• _Written exercise_
Reproduce the material from its first line through the line containing "svg-text:100 V: 100 V — [336, 273, 361, 283]", replacing "ground node" with "earth node" and leaving everything else unchanged.

• _Records_

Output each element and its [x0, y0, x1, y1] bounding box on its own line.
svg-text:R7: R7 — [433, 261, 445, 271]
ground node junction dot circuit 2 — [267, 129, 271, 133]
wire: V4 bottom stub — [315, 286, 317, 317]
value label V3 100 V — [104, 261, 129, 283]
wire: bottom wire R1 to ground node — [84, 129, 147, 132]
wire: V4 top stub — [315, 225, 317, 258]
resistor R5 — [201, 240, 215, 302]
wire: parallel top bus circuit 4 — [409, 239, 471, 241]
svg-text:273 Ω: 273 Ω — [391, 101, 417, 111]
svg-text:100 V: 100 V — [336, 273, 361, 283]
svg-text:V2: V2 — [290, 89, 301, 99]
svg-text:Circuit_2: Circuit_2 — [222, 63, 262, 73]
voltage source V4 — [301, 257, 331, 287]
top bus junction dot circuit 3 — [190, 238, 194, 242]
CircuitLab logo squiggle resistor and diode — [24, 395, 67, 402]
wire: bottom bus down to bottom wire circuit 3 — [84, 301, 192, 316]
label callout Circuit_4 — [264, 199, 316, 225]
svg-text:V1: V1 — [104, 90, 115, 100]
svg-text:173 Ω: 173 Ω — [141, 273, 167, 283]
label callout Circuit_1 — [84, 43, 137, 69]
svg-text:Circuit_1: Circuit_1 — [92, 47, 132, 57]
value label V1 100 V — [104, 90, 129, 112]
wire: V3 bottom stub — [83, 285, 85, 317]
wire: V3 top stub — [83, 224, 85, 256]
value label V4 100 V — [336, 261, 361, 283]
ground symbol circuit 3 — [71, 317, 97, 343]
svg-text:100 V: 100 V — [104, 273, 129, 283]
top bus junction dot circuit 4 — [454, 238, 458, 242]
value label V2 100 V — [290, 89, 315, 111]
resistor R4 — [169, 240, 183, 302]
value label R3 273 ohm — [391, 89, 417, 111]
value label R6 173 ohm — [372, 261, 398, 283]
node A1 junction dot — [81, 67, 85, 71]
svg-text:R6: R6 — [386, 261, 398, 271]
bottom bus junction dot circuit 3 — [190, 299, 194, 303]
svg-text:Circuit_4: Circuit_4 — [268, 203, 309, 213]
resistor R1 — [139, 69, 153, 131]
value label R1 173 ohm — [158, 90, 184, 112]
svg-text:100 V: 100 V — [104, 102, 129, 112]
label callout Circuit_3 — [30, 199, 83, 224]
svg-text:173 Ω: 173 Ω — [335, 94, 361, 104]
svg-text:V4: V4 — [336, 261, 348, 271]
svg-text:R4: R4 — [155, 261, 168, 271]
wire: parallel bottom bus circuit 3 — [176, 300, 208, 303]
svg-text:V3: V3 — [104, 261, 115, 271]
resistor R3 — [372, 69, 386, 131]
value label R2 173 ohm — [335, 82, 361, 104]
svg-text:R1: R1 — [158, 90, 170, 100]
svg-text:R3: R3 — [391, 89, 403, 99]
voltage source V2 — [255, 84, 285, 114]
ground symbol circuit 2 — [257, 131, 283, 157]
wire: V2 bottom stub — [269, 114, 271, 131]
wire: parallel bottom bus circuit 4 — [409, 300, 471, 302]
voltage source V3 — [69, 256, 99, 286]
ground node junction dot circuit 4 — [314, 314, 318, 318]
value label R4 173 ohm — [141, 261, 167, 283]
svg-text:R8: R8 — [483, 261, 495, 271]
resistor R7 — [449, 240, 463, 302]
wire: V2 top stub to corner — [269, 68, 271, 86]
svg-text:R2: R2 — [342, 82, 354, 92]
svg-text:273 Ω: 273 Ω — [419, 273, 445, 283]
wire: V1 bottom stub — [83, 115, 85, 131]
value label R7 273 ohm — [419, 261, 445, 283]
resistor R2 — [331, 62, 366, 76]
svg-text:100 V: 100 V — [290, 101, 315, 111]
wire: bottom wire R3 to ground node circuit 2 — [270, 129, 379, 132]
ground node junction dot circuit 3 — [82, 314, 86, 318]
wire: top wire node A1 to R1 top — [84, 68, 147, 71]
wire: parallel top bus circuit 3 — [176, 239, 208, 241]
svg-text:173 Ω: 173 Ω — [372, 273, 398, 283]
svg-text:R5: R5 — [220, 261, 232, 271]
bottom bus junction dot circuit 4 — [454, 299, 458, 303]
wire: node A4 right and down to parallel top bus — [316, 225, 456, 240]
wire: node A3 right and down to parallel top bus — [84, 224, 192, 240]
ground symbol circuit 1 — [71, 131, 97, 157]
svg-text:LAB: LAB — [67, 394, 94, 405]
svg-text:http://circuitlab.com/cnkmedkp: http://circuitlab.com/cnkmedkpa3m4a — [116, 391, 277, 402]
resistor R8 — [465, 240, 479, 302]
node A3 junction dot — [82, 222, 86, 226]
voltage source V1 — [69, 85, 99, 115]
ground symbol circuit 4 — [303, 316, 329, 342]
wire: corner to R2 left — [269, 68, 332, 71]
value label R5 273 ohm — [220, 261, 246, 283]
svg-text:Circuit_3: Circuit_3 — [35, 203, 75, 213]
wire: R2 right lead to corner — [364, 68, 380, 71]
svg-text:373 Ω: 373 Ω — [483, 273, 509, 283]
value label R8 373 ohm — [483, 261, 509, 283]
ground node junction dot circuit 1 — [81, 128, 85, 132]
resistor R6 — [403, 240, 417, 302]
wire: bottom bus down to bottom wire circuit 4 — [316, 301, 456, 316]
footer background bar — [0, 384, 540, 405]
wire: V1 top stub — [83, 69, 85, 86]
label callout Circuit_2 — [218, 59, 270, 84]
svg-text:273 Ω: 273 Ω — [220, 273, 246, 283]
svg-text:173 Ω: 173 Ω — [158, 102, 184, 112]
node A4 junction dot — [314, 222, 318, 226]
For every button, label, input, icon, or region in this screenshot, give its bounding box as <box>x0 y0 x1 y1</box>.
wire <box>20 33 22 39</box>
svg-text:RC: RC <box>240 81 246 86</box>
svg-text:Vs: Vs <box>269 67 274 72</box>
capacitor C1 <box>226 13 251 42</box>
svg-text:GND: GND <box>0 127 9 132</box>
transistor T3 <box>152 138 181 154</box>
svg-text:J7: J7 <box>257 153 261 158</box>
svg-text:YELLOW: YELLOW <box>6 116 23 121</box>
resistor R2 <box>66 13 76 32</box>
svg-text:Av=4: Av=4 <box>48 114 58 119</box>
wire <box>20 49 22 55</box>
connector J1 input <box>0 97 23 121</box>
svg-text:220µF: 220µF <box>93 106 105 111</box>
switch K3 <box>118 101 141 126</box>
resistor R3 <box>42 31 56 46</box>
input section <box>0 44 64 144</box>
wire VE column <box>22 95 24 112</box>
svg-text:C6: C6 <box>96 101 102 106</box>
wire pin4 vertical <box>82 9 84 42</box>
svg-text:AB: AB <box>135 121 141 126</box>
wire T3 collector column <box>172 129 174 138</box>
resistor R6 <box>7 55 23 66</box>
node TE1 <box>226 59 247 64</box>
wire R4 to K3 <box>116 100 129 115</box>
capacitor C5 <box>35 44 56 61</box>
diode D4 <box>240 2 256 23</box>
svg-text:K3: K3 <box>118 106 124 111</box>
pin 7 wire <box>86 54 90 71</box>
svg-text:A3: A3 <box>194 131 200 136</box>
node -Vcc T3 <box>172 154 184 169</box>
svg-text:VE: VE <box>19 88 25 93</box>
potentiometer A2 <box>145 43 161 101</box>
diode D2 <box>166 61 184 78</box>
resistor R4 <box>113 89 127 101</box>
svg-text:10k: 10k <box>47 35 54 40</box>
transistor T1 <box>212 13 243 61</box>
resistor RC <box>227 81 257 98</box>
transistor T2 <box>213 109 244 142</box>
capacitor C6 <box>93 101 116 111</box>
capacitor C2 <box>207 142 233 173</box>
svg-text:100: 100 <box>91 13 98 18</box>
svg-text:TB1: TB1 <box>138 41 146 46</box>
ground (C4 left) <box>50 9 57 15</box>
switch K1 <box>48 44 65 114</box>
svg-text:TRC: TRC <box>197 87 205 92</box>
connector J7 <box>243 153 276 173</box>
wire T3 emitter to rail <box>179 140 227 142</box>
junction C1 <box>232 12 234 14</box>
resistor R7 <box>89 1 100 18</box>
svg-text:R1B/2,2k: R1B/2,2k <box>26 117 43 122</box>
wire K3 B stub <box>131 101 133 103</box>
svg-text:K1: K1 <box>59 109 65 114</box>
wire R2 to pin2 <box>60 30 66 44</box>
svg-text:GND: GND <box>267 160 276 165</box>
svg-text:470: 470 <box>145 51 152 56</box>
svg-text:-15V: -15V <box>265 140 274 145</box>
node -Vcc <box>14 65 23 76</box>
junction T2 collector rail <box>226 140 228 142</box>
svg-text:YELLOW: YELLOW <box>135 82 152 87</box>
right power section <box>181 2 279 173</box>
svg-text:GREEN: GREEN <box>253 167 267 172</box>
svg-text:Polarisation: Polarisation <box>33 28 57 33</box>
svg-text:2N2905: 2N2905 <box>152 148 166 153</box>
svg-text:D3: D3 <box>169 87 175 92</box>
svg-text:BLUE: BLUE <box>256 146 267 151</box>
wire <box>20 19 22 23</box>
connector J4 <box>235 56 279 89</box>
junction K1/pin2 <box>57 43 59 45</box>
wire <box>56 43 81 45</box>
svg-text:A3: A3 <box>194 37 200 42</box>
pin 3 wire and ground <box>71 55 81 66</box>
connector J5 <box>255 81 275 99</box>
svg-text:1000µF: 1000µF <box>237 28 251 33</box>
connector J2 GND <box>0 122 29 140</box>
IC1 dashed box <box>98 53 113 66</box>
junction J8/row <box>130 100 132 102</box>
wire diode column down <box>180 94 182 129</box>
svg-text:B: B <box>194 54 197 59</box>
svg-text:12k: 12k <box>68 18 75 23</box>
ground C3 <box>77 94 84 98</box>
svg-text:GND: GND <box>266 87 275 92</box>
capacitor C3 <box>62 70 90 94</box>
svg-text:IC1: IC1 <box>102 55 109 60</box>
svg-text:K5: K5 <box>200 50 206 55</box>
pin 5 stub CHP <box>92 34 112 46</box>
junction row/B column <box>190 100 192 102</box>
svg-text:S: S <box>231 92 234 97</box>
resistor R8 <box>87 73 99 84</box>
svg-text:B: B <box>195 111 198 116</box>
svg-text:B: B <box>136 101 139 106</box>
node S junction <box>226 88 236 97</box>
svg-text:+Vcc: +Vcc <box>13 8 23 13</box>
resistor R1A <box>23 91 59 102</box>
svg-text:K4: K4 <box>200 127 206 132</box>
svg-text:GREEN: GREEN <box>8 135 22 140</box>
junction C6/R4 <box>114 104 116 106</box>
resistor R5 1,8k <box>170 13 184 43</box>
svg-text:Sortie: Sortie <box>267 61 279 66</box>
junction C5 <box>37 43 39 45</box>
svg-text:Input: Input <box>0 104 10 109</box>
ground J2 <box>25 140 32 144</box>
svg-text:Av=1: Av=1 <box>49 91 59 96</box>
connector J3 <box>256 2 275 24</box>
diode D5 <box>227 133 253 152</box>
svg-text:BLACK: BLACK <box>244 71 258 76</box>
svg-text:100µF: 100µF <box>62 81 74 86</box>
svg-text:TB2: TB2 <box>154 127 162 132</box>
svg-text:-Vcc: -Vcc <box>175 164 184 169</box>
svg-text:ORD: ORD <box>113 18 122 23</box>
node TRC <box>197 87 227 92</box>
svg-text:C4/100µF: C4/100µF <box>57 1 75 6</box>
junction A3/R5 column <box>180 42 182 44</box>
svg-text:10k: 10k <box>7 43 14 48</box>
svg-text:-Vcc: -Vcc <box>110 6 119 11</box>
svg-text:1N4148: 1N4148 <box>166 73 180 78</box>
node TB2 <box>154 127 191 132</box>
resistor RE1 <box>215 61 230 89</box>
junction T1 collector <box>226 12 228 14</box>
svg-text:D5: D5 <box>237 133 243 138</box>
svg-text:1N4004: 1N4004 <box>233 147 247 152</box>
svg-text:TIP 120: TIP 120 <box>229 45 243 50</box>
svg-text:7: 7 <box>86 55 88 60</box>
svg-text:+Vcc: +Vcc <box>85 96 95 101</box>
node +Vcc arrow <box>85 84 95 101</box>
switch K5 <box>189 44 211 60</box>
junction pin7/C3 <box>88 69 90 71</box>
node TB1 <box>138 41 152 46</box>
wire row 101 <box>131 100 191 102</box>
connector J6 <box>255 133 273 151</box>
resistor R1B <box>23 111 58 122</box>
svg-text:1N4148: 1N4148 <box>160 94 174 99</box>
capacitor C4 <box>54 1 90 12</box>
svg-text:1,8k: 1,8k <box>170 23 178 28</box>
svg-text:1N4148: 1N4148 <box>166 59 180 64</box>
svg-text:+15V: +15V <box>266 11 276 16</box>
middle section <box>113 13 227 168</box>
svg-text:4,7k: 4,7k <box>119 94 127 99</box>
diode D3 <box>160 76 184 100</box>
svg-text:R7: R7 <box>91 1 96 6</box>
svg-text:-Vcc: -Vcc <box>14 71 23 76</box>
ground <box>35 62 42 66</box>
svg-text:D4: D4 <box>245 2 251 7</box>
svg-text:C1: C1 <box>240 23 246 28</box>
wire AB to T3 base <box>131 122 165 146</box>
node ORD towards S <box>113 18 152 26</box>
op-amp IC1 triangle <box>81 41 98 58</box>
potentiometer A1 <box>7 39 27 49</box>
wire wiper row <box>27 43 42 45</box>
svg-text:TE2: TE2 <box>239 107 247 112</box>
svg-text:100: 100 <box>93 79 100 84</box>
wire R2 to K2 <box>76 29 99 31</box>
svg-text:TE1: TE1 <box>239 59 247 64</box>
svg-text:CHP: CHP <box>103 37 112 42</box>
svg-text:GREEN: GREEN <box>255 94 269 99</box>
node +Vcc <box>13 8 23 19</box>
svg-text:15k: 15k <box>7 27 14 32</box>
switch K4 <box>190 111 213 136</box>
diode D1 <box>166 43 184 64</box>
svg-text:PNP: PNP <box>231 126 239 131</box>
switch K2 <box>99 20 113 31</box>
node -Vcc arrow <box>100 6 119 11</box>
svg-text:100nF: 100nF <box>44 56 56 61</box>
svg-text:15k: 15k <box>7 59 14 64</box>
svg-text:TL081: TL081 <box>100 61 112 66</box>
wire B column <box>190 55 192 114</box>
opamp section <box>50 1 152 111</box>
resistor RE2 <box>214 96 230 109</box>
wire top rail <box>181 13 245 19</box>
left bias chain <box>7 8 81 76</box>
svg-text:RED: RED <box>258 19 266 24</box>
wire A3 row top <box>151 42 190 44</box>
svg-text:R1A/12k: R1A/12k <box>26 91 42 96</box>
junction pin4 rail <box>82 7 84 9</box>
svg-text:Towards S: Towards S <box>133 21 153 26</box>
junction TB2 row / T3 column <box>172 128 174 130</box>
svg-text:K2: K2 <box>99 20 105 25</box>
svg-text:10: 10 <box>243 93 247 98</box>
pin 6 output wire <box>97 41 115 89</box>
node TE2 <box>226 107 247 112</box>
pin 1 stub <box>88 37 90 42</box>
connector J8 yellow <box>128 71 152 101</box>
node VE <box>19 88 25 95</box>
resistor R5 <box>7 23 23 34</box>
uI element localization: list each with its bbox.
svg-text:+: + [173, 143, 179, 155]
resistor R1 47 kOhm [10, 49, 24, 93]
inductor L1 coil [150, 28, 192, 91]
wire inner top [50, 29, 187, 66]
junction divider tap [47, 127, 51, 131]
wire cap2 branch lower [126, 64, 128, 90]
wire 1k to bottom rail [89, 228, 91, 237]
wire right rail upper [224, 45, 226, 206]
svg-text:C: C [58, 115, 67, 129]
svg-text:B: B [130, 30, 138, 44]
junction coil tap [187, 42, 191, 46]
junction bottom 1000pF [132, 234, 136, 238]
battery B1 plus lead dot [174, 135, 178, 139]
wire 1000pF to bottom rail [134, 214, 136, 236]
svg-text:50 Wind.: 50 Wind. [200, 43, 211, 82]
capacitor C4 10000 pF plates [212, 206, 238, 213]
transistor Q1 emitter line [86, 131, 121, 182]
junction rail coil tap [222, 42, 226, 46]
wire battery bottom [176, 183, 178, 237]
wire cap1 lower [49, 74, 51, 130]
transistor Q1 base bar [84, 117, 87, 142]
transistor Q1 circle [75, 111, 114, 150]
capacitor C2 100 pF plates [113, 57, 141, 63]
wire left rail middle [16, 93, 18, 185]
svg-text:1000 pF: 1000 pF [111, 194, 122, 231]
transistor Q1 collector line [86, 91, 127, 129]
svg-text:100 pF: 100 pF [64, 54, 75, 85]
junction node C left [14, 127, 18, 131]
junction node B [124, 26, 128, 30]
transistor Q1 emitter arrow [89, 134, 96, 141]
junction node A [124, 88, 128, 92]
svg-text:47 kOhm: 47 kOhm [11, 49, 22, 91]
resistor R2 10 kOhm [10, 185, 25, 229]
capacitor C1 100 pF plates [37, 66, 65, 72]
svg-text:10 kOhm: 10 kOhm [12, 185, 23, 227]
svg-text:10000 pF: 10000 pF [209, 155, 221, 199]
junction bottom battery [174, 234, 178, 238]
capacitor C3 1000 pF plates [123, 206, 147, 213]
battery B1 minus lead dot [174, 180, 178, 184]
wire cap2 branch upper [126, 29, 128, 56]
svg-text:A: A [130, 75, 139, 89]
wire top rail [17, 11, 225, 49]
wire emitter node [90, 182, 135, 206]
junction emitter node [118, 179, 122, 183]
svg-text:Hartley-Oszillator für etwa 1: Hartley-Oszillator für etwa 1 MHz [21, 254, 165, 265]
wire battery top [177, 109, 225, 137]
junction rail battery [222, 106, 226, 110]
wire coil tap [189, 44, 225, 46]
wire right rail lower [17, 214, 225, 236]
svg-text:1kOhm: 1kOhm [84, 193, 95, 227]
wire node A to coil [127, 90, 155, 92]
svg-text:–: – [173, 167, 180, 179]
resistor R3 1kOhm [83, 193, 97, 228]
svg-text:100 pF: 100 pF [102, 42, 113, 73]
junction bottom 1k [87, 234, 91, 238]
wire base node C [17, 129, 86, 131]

• _Written solution_
Output each element and its [x0, y0, x1, y1] bounding box on its own line.
svg-text:R7: R7 — [433, 261, 445, 271]
earth node junction dot circuit 2 — [267, 129, 271, 133]
wire: V4 bottom stub — [315, 286, 317, 317]
value label V3 100 V — [104, 261, 129, 283]
wire: bottom wire R1 to earth node — [84, 129, 147, 132]
wire: V4 top stub — [315, 225, 317, 258]
resistor R5 — [201, 240, 215, 302]
wire: parallel top bus circuit 4 — [409, 239, 471, 241]
svg-text:273 Ω: 273 Ω — [391, 101, 417, 111]
svg-text:100 V: 100 V — [336, 273, 361, 283]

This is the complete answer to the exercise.